◆ **STATED GOAL 1**
In the transcript excerpt below, what is the speaker trying to keep alive under the PATRIOT ACT?

◆ **TEXT BLOCK**
RF: No, there have been some improvements, but there are also continued abuses, and what we're tying to do under the PATRIOT ACT is to keep alive these sunsets, that we still have on some things, so that we have a real shot once the election is over to try to change these provisions and make them stronger. And the challenge-- because the problem is then you have to renew this thing in its current form for awhile. And if you don't, if you put it out to the floor, then right now in this environment, they're going to make things even worse, and so what I'm trying to do is figure out who the allies are on this, how we can find the right moment, which hopefully will be early next year, to allow a full-scale challenge, and looking at the political environment out there.

◆ **DATA IN THIS EXERCISE**

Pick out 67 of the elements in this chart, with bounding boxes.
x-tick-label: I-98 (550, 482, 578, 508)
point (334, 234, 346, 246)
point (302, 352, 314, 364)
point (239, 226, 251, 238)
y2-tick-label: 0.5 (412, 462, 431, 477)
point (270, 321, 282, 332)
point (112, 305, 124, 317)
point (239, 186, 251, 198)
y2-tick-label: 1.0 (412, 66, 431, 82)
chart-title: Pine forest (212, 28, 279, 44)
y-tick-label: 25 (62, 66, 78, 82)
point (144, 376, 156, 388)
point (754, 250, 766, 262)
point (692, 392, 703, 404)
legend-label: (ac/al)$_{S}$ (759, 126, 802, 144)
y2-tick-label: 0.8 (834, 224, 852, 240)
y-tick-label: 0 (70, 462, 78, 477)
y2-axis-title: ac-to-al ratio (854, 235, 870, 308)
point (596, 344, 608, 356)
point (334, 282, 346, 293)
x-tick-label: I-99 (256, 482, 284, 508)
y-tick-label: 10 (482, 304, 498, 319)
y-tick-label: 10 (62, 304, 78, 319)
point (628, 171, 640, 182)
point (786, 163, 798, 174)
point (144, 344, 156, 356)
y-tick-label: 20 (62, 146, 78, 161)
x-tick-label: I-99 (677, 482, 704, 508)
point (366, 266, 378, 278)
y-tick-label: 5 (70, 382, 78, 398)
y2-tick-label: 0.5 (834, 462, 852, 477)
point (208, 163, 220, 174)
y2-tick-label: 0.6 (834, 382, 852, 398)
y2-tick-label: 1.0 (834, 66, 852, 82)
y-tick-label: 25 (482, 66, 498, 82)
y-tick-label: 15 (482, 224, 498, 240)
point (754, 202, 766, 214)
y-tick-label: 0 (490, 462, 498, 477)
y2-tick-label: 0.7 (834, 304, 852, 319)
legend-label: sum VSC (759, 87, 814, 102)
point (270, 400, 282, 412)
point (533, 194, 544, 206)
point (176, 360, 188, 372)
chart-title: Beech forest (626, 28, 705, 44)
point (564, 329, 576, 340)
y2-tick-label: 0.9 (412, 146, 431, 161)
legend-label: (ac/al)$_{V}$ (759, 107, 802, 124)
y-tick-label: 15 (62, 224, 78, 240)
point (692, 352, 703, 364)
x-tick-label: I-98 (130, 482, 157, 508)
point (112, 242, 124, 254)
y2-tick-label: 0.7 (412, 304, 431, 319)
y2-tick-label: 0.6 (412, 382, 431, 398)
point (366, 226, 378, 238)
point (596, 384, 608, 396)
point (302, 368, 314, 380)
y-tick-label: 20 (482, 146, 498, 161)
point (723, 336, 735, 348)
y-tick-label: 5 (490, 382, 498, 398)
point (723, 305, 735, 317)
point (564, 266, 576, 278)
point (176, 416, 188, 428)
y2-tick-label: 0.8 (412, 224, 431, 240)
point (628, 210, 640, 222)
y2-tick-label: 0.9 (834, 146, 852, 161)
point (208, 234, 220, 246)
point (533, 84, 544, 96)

◆ **STATED GOAL 2**
Pick out every line of the entries above that contains the word "legend". Case counts.

◆ **TASK SOLUTION 1**
The sunsets that still apply to some provisions.

◆ **TASK SOLUTION 2**
legend-label: (ac/al)$_{S}$ (759, 126, 802, 144)
legend-label: sum VSC (759, 87, 814, 102)
legend-label: (ac/al)$_{V}$ (759, 107, 802, 124)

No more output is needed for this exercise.